# Task to complete
Copy each line that has the string "responsive" somewhere in it.

# Data provided

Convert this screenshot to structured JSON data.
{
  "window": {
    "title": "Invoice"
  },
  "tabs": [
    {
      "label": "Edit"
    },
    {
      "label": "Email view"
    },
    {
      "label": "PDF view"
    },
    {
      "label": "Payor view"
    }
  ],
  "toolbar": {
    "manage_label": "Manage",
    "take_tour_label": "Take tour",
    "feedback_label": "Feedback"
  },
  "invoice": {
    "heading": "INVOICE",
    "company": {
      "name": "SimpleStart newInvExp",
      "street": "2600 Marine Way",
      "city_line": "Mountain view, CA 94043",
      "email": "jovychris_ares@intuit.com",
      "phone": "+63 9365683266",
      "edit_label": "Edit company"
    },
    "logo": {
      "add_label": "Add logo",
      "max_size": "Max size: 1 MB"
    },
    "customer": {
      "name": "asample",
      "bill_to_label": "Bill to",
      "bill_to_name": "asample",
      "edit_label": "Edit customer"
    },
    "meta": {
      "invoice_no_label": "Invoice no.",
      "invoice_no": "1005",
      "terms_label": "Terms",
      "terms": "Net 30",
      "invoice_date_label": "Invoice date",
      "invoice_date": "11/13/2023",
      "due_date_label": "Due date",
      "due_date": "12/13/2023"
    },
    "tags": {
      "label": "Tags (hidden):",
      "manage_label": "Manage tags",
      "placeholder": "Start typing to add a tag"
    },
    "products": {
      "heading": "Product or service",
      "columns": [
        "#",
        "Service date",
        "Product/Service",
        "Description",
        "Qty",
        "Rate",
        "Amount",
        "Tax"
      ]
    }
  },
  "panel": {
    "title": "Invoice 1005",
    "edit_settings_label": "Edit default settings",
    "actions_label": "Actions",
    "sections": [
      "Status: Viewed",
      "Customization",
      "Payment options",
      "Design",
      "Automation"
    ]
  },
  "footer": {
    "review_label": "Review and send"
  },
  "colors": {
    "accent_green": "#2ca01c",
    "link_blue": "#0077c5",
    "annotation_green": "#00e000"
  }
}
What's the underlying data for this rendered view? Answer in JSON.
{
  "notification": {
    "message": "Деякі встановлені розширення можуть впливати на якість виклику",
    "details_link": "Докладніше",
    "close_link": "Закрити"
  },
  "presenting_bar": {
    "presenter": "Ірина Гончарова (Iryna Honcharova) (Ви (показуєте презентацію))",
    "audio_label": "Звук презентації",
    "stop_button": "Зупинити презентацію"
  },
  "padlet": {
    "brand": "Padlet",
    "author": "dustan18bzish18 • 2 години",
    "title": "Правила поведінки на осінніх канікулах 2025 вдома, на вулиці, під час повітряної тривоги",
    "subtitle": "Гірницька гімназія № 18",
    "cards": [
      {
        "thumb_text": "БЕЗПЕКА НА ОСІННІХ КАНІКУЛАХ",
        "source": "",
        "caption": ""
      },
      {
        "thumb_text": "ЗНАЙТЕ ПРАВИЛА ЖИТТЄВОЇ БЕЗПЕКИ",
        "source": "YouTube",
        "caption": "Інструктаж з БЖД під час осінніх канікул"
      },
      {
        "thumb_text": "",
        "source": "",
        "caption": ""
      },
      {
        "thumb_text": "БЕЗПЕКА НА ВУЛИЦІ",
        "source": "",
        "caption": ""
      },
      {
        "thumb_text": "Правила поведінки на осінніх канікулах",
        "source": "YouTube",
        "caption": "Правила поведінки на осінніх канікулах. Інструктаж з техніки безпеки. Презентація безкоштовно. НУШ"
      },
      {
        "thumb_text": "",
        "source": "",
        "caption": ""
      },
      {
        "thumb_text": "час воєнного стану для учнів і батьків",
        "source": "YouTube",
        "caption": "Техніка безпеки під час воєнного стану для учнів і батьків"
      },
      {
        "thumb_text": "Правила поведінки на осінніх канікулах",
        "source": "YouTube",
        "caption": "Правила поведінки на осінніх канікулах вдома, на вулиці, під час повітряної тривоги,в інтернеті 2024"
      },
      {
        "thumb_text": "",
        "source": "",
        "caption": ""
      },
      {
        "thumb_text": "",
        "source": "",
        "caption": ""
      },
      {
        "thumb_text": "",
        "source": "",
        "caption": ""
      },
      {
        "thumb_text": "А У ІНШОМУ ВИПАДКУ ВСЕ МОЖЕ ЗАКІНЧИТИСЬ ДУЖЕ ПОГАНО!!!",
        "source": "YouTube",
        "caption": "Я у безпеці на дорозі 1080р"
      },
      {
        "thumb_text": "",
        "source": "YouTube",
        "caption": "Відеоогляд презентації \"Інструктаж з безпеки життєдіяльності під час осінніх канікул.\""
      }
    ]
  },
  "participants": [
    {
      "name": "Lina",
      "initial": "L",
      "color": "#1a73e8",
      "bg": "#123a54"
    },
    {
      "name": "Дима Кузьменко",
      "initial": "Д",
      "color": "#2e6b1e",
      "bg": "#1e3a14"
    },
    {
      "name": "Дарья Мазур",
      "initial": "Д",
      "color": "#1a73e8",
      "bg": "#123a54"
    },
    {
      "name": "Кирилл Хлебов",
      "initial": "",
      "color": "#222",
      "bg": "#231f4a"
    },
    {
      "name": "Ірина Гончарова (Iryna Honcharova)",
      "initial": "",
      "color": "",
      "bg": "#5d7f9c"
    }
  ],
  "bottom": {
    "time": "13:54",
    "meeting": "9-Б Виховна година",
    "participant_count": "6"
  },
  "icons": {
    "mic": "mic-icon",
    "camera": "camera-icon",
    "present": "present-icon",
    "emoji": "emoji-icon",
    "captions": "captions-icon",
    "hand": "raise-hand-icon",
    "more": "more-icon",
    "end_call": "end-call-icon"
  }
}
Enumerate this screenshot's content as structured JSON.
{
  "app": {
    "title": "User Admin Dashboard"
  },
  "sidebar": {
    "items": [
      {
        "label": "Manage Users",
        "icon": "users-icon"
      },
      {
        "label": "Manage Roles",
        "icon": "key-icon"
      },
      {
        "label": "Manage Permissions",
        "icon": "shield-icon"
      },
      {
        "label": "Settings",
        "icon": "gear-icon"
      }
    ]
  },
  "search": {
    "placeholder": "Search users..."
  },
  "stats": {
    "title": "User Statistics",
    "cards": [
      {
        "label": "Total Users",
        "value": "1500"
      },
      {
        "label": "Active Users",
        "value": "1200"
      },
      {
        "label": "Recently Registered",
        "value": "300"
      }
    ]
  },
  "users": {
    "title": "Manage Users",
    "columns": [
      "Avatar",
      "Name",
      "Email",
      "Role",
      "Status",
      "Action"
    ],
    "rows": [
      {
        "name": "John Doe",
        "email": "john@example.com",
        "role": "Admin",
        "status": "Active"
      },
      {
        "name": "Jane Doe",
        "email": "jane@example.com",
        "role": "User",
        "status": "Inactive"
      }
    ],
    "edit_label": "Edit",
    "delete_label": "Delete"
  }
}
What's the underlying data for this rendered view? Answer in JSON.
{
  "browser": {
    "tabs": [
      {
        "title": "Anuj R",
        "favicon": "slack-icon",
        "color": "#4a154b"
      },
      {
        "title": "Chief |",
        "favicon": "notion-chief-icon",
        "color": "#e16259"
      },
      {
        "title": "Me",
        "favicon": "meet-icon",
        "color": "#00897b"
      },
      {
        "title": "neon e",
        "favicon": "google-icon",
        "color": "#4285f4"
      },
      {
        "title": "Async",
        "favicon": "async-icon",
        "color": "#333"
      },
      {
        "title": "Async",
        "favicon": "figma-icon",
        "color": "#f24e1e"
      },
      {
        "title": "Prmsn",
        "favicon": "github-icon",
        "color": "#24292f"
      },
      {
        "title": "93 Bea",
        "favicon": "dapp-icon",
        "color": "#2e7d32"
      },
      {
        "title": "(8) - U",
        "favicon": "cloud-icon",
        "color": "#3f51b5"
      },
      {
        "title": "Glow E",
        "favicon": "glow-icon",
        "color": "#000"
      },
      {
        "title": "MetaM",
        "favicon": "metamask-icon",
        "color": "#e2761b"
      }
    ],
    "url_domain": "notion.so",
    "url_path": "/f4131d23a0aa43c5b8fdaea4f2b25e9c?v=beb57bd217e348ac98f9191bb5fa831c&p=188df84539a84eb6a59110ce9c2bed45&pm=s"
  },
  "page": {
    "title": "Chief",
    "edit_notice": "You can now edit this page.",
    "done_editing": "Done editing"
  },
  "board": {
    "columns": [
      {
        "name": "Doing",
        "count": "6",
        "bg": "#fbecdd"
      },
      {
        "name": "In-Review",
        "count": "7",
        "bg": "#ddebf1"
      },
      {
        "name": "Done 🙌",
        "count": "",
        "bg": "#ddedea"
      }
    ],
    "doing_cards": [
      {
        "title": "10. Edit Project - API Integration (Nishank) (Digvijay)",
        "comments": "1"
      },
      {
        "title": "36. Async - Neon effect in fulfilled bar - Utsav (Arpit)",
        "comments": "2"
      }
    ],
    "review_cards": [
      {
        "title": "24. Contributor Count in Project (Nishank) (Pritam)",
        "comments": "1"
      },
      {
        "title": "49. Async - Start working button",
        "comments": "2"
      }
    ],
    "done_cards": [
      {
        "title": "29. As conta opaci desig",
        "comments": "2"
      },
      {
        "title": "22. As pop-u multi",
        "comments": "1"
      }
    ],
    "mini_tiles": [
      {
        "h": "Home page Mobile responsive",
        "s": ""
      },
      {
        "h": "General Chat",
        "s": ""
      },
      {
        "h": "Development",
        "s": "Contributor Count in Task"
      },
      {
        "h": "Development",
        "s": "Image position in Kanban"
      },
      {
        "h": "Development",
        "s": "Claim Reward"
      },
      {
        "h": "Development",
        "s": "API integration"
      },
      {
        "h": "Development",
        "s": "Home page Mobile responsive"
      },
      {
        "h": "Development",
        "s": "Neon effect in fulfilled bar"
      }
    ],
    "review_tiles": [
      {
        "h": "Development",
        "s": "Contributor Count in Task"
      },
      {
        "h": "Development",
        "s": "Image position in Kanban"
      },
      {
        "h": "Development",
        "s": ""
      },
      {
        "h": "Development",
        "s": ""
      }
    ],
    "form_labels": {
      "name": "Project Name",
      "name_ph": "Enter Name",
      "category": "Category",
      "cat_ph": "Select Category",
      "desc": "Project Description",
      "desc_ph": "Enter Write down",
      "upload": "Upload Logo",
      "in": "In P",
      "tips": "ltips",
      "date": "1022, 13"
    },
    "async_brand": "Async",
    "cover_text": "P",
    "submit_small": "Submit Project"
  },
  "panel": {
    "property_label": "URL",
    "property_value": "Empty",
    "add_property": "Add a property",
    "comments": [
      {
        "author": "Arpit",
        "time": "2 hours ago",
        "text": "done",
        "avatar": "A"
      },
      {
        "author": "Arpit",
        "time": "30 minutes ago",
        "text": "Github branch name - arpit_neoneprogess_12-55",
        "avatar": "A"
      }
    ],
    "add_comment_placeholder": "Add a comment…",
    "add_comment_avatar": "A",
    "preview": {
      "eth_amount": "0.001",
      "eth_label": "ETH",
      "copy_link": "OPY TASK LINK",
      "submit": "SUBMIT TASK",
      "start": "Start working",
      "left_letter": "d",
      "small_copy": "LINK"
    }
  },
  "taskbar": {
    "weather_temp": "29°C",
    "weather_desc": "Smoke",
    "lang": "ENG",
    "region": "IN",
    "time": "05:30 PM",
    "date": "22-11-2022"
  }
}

# Written response
        "h": "Home page Mobile responsive",
        "s": "Home page Mobile responsive"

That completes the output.